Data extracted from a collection

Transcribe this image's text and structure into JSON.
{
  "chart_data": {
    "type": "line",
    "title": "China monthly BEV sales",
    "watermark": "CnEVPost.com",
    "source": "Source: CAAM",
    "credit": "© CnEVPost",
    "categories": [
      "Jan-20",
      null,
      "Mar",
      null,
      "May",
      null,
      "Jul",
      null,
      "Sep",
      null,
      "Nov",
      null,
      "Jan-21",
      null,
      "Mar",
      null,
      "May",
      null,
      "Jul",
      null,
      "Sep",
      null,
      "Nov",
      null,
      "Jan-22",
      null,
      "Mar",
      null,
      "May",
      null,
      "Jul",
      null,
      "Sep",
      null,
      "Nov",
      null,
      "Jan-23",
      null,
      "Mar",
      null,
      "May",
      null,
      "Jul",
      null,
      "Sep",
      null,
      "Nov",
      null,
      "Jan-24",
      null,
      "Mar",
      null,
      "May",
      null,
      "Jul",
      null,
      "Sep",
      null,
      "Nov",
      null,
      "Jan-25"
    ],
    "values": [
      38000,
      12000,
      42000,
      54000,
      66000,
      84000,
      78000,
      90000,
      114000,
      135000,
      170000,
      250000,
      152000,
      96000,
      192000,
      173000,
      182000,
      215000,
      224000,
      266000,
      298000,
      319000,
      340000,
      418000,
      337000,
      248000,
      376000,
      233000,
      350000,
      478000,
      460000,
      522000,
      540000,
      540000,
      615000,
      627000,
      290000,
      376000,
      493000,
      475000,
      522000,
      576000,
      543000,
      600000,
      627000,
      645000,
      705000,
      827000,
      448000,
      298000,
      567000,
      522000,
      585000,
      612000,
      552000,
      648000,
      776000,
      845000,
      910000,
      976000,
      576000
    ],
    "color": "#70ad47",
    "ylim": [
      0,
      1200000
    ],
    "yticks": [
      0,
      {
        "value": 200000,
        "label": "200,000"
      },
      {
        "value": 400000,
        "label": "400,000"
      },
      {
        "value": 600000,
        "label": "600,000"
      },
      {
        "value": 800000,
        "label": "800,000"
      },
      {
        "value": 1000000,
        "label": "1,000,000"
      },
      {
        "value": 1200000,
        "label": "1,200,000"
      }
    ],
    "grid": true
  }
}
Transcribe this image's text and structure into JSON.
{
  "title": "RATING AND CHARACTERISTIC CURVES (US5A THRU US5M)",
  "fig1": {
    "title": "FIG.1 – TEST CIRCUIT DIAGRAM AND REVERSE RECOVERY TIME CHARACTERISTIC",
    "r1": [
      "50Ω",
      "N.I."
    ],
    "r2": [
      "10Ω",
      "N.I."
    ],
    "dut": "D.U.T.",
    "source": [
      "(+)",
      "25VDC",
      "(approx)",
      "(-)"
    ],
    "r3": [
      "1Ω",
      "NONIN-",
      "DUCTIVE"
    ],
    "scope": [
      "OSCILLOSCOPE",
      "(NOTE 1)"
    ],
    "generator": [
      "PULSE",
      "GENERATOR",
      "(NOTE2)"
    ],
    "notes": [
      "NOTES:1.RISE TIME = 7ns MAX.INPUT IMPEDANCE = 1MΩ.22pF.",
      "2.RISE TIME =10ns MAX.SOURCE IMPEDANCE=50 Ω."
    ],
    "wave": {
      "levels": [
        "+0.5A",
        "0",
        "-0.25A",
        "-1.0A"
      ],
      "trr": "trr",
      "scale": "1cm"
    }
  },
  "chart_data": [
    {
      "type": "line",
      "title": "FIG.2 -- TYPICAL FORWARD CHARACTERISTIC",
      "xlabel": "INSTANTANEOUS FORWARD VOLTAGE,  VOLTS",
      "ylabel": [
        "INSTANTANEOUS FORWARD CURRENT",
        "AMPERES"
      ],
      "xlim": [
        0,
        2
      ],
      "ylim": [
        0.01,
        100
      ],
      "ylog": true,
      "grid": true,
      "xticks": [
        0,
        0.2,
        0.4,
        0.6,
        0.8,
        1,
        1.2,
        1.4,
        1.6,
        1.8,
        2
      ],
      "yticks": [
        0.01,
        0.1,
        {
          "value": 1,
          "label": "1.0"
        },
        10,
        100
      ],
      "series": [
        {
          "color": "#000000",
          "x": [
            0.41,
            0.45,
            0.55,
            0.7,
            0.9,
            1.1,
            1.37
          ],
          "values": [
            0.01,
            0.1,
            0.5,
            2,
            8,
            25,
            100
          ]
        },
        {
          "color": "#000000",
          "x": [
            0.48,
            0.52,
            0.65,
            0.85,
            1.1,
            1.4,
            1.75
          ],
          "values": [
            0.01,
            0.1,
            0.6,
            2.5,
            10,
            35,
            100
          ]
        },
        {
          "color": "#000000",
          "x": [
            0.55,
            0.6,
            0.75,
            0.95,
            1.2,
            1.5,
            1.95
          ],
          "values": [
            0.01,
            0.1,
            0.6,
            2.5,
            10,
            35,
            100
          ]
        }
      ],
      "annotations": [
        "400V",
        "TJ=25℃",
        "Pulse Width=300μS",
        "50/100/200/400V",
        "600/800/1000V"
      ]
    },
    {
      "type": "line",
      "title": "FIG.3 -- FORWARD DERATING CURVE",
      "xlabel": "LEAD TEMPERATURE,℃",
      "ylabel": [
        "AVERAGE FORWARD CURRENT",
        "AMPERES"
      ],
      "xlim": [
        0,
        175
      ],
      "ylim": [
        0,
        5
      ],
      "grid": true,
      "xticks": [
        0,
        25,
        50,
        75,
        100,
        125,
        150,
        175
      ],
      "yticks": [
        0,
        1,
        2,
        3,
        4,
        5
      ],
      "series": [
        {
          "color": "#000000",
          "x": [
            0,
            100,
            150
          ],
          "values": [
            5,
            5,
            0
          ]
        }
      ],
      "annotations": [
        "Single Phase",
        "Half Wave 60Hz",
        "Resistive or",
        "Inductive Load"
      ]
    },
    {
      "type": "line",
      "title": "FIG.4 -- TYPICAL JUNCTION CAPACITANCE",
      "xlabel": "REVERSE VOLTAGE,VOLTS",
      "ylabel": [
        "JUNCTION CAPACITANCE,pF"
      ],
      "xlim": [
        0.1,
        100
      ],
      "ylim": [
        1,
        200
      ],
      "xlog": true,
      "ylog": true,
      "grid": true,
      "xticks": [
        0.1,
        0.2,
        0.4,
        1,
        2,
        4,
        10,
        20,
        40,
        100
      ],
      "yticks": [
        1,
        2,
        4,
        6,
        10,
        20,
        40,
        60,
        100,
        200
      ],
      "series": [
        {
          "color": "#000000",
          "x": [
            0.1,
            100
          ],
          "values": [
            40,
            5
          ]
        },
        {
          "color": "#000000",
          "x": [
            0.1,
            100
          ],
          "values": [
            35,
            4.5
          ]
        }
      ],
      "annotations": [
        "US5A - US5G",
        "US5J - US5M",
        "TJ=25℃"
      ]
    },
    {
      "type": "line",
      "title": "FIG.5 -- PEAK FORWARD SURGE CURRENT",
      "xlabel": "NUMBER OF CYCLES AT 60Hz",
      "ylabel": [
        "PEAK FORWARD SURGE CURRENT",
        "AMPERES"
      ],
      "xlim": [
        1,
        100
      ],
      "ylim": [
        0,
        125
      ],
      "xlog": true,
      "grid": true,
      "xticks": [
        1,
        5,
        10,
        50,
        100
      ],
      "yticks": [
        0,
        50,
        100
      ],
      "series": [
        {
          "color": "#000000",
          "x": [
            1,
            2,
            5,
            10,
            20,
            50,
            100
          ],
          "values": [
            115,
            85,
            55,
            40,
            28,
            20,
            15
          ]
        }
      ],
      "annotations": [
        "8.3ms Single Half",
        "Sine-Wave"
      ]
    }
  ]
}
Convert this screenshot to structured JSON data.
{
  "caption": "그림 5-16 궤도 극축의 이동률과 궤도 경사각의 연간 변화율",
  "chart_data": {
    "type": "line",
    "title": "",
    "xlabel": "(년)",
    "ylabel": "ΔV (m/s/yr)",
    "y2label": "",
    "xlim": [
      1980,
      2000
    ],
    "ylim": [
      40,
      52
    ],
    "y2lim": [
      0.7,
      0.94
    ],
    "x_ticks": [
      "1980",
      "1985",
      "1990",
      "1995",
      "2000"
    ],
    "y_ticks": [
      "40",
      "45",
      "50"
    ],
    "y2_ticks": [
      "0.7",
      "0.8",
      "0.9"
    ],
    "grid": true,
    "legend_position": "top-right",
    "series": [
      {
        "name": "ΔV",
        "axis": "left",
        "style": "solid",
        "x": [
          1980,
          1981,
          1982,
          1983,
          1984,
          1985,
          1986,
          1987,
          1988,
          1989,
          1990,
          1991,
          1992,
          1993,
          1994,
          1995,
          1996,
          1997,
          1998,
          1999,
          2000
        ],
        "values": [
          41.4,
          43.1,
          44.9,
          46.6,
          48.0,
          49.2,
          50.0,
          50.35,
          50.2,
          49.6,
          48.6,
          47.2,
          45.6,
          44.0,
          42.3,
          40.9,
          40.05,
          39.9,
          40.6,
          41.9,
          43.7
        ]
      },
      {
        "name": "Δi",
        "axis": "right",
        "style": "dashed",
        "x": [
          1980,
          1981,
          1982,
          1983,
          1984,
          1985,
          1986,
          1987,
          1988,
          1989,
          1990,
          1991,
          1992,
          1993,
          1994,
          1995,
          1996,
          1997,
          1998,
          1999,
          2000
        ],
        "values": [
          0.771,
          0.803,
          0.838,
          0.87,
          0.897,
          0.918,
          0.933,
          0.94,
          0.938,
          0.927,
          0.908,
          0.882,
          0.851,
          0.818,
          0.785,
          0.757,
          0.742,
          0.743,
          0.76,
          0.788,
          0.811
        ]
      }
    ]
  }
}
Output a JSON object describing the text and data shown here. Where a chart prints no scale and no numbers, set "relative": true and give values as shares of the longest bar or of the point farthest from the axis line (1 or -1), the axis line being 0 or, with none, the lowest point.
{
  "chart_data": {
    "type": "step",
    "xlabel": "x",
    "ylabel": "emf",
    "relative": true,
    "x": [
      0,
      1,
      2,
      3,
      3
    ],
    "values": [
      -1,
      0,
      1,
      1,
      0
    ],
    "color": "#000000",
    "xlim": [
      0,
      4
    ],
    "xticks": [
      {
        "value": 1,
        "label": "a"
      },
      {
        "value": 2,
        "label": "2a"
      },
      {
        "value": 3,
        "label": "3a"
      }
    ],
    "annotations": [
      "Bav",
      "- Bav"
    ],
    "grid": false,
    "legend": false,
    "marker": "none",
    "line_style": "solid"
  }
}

- **Set task**: Give only the number of lines in the records that contain the string "axis".

- **The answer**: 3